- [Extract provided]

------------------------------------------------------------

Trace of a Matrix

Last Updated : 02 Apr, 2024

Trace of a Matrix: A matrix is defined as a rectangular array of numbers that are arranged in rows and columns. The size of a matrix can be determined by the number of rows and columns in it. A matrix is said to be an “m by n” matrix when it has “m” rows and “n” columns and is written as an “m × n” matrix. For example, if a matrix has three rows and four columns, then the order of the matrix is “3 × 4.” We have different types of matrices, such as rectangular, square, triangular, symmetric, etc.

In this article, we will learn about the Trace of a matrix, along with its definition, properties, and examples.

Table of Content

Square Matrix
What is Trace of a Matrix?

------------------------------------------------------------

- [Records supplied]
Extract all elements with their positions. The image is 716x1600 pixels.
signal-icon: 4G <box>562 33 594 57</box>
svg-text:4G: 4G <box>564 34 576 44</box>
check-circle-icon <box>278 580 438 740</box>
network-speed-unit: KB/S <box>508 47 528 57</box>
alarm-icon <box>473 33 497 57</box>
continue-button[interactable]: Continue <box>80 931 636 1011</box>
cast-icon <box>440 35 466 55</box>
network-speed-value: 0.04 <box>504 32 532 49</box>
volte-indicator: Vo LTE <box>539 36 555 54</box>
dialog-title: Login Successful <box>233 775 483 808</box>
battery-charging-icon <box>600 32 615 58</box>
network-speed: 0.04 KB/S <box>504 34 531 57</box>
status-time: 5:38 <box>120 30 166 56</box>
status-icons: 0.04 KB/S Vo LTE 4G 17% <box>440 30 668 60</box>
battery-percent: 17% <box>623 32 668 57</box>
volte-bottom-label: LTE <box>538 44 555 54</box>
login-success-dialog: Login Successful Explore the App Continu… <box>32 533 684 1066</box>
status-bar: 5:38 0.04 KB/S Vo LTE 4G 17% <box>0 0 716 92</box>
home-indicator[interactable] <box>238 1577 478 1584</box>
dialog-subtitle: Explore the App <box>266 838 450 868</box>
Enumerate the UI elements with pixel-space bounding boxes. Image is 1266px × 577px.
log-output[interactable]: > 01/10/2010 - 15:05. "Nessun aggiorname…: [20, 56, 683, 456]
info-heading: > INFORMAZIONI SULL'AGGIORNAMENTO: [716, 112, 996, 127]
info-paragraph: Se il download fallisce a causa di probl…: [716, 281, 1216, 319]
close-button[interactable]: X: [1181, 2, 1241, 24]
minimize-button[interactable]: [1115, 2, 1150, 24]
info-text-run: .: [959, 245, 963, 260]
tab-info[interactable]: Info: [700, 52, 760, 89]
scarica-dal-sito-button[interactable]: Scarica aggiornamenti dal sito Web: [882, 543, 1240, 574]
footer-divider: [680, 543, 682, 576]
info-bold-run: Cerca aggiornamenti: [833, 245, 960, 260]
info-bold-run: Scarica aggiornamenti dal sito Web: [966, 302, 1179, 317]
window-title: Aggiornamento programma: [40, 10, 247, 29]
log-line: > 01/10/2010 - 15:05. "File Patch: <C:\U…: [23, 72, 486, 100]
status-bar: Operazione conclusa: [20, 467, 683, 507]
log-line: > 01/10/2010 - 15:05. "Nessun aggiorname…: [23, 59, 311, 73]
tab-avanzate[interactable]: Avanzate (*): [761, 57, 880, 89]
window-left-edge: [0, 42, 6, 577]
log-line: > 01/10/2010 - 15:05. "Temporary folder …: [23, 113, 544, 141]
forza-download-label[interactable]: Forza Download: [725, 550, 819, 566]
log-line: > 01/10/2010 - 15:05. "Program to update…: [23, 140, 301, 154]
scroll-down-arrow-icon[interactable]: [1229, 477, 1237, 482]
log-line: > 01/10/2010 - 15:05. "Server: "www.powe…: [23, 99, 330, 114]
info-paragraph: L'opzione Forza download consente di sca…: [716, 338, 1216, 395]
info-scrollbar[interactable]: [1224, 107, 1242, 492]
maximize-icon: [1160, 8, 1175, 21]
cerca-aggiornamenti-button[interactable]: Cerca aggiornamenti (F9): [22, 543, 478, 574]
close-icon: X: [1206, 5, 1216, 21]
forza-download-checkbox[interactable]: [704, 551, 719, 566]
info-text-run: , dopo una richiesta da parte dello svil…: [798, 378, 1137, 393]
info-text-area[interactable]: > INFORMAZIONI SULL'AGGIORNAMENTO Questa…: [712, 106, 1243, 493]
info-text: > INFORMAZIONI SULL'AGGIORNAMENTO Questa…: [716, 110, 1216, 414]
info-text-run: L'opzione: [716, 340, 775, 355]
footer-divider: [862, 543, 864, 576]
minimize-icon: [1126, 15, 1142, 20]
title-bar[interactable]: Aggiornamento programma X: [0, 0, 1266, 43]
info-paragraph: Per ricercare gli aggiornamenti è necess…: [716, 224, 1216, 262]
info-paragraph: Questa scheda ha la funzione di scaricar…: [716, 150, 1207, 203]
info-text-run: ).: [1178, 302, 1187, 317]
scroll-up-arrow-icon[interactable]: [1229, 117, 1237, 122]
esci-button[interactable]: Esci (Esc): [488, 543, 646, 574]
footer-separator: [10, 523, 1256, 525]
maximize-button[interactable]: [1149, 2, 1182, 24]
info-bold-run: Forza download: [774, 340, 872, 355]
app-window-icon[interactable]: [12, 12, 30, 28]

------------------------------------------------------------

- [Aim 1] Transcribe the part of the trace-of-a-matrix article starting with "In this article, we" and going on through "of a Matrix?".
- [Aim 2] Go on with the article on the trace of a matrix from the point where it stops.
The data has no connection to the article on the trace of a matrix.

- [Exercise output 1]
In this article, we will learn about the Trace of a matrix, along with its definition, properties, and examples.

Table of Content

Square Matrix
What is Trace of a Matrix?

- [Exercise output 2]
Trace of a Matrix – Properties
Trace of a Matrix Examples

Square Matrix

Before learning the concept of the trace of a matrix, we need to know about a square matrix. A square matrix is defined as a matrix that has an equal number of rows and columns. For example, if the order of a square matrix is “3 × 3,” then it has three rows and three columns.

Square Matrix of order “2 × 2”

A = $\left[\begin{array}{cc} 1 & -5\\ 2 & 8 \end{array}\right]$

Square matrix of order “3 × 3”

B = $\left[\begin{array}{ccc} 1 & 0 & 5\\ 9 & -6 & 8\\ 4 & 3 & 11 \end{array}\right]$

What is Trace of a Matrix?

Trace of a matrix is defined as the sum of the principal diagonal elements of a square matrix. It is usually represented as tr(A), where A is any square matrix of order “n × n.” Let us consider a square matrix of order “3 × 3,” as shown in the figure given below, a₁₁, a₁₂, a₁₃,…, a₃₂, and a₃₃ are the entries of the given matrix A. Now, the trace of matrix “A” is equal to the sum of its principal diagonal elements, i.e., a₁₁, a₂₂, and a₃₃.

Trace of a Matrix Meaning

If A is a square matrix of order “n × n,” then the trace of matrix A is equal to the sum of the main diagonal elements.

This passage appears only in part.